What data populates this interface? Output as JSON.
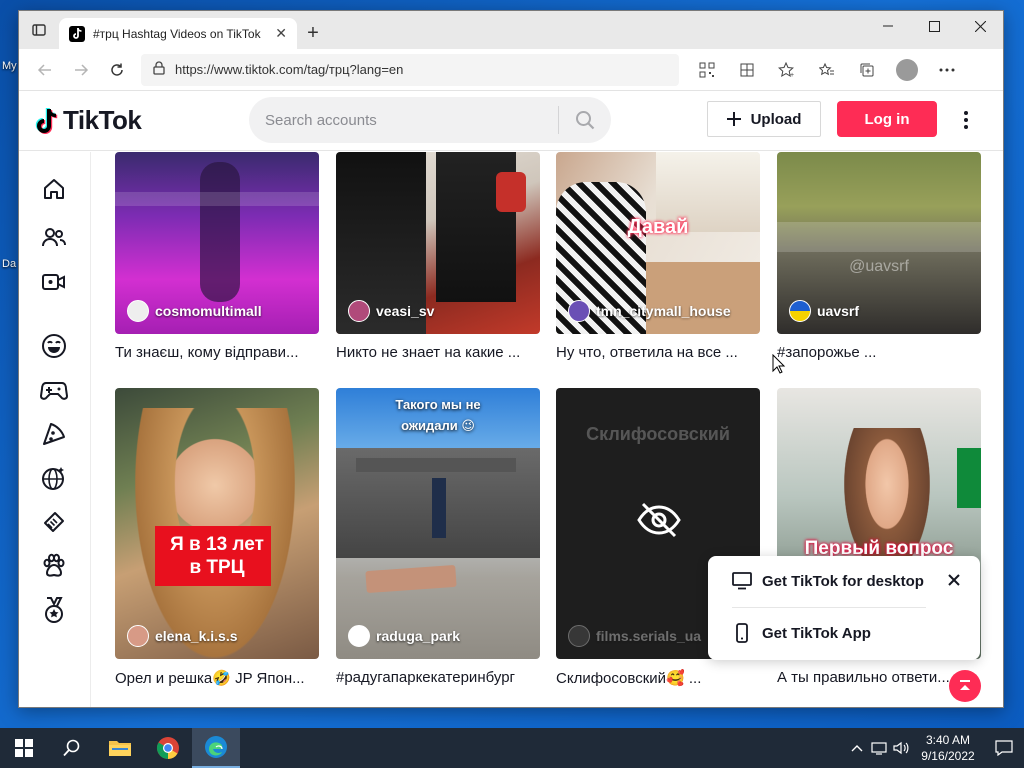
{
  "desktop": {
    "labels": [
      "My",
      "Da"
    ]
  },
  "browser": {
    "tab_title": "#трц Hashtag Videos on TikTok",
    "url": "https://www.tiktok.com/tag/трц?lang=en"
  },
  "header": {
    "logo": "TikTok",
    "search_placeholder": "Search accounts",
    "upload_label": "Upload",
    "login_label": "Log in"
  },
  "videos": [
    {
      "author": "cosmomultimall",
      "caption": "Ти знаєш, кому відправи..."
    },
    {
      "author": "veasi_sv",
      "caption": "Никто не знает на какие ..."
    },
    {
      "author": "tmn_citymall_house",
      "caption": "Ну что, ответила на все ...",
      "overlay": "Давай"
    },
    {
      "author": "uavsrf",
      "caption": "#запорожье ...",
      "watermark": "@uavsrf"
    },
    {
      "author": "elena_k.i.s.s",
      "caption": "Орел и решка🤣 JP Япон...",
      "overlay": "Я в 13 лет\nв ТРЦ"
    },
    {
      "author": "raduga_park",
      "caption": "#радугапаркекатеринбург",
      "overlay": "Такого мы не\nожидали 😉"
    },
    {
      "author": "films.serials_ua",
      "caption": "Склифосовский🥰 ...",
      "overlay": "Склифосовский"
    },
    {
      "author": "",
      "caption": "А ты правильно ответи...",
      "overlay": "Первый вопрос"
    }
  ],
  "popup": {
    "desktop_label": "Get TikTok for desktop",
    "app_label": "Get TikTok App"
  },
  "taskbar": {
    "time": "3:40 AM",
    "date": "9/16/2022"
  }
}
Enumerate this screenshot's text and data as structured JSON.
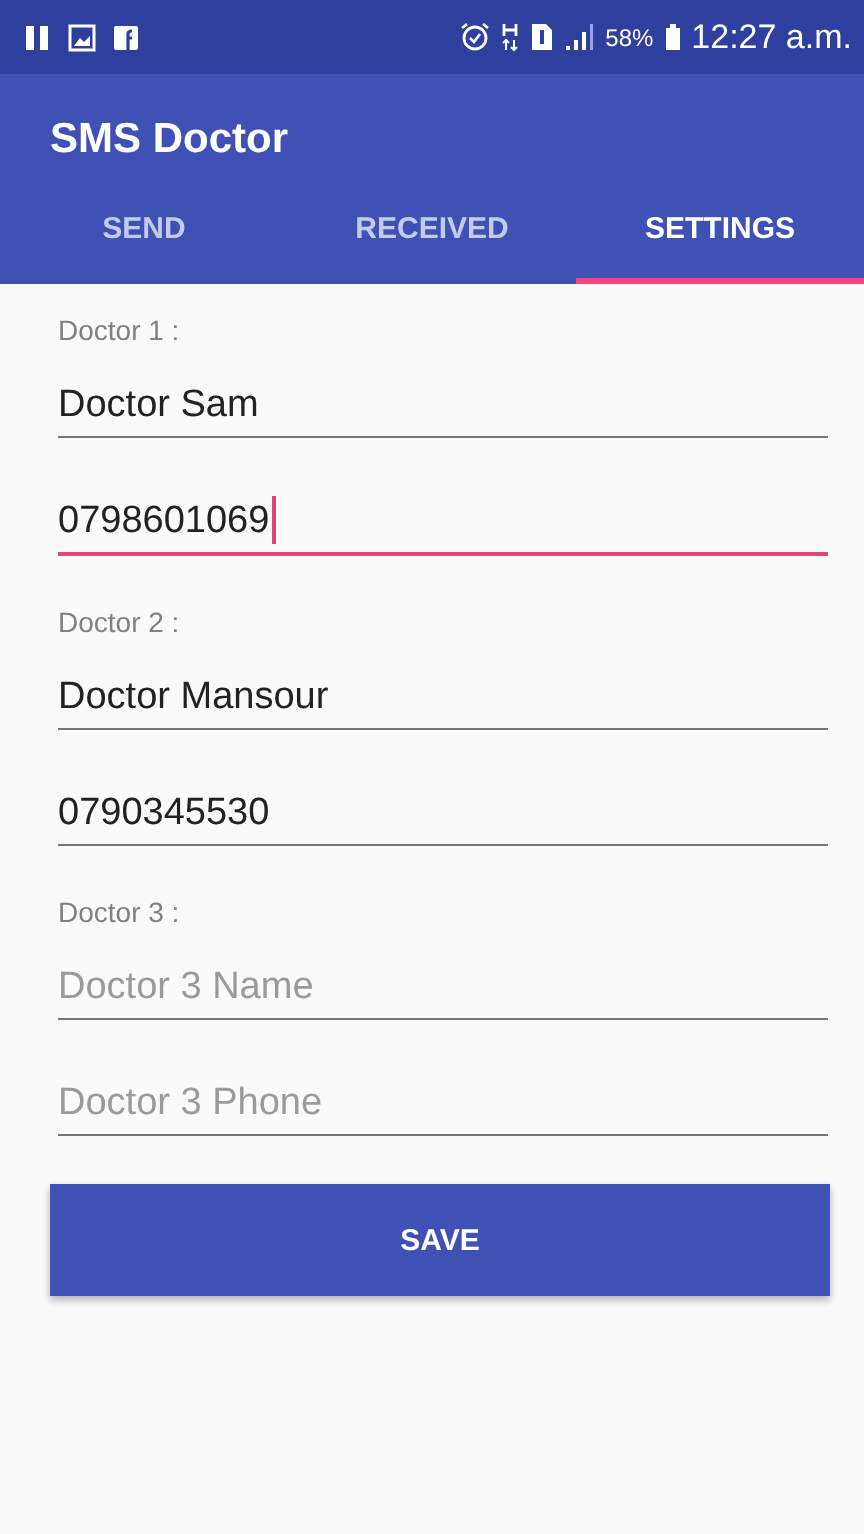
{
  "status_bar": {
    "battery": "58%",
    "time": "12:27 a.m."
  },
  "app_bar": {
    "title": "SMS Doctor"
  },
  "tabs": [
    {
      "label": "SEND",
      "selected": false
    },
    {
      "label": "RECEIVED",
      "selected": false
    },
    {
      "label": "SETTINGS",
      "selected": true
    }
  ],
  "doctors": [
    {
      "label": "Doctor 1 :",
      "fields": [
        {
          "value": "Doctor Sam",
          "focused": false
        },
        {
          "value": "0798601069",
          "focused": true
        }
      ]
    },
    {
      "label": "Doctor 2 :",
      "fields": [
        {
          "value": "Doctor Mansour",
          "focused": false
        },
        {
          "value": "0790345530",
          "focused": false
        }
      ]
    },
    {
      "label": "Doctor 3 :",
      "fields": [
        {
          "placeholder": "Doctor 3 Name",
          "focused": false
        },
        {
          "placeholder": "Doctor 3 Phone",
          "focused": false
        }
      ]
    }
  ],
  "save_button": "SAVE"
}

### WRITTEN TASK:
In your copy of the records, include no pictures; repeat everything else exactly.

### REPLY:
What data populates this interface? Output as JSON.
{
  "desktop": {
    "labels": [
      "My",
      "Da"
    ]
  },
  "browser": {
    "tab_title": "#трц Hashtag Videos on TikTok",
    "url": "https://www.tiktok.com/tag/трц?lang=en"
  },
  "header": {
    "logo": "TikTok",
    "search_placeholder": "Search accounts",
    "upload_label": "Upload",
    "login_label": "Log in"
  },
  "videos": [
    {
      "author": "cosmomultimall",
      "caption": "Ти знаєш, кому відправи..."
    },
    {
      "author": "veasi_sv",
      "caption": "Никто не знает на какие ..."
    },
    {
      "author": "tmn_citymall_house",
      "caption": "Ну что, ответила на все ...",
      "overlay": "Давай"
    },
    {
      "author": "uavsrf",
      "caption": "#запорожье ...",
      "watermark": "@uavsrf"
    },
    {
      "author": "elena_k.i.s.s",
      "caption": "Орел и решка🤣 JP Япон...",
      "overlay": "Я в 13 лет\nв ТРЦ"
    },
    {
      "author": "raduga_park",
      "caption": "#радугапаркекатеринбург",
      "overlay": "Такого мы не\nожидали 😉"
    },
    {
      "author": "films.serials_ua",
      "caption": "Склифосовский🥰 ...",
      "overlay": "Склифосовский"
    },
    {
      "author": "",
      "caption": "А ты правильно ответи...",
      "overlay": "Первый вопрос"
    }
  ],
  "popup": {
    "desktop_label": "Get TikTok for desktop",
    "app_label": "Get TikTok App"
  },
  "taskbar": {
    "time": "3:40 AM",
    "date": "9/16/2022"
  }
}
Enumerate this screenshot's text and data as structured JSON.
{
  "status_bar": {
    "battery": "58%",
    "time": "12:27 a.m."
  },
  "app_bar": {
    "title": "SMS Doctor"
  },
  "tabs": [
    {
      "label": "SEND",
      "selected": false
    },
    {
      "label": "RECEIVED",
      "selected": false
    },
    {
      "label": "SETTINGS",
      "selected": true
    }
  ],
  "doctors": [
    {
      "label": "Doctor 1 :",
      "fields": [
        {
          "value": "Doctor Sam",
          "focused": false
        },
        {
          "value": "0798601069",
          "focused": true
        }
      ]
    },
    {
      "label": "Doctor 2 :",
      "fields": [
        {
          "value": "Doctor Mansour",
          "focused": false
        },
        {
          "value": "0790345530",
          "focused": false
        }
      ]
    },
    {
      "label": "Doctor 3 :",
      "fields": [
        {
          "placeholder": "Doctor 3 Name",
          "focused": false
        },
        {
          "placeholder": "Doctor 3 Phone",
          "focused": false
        }
      ]
    }
  ],
  "save_button": "SAVE"
}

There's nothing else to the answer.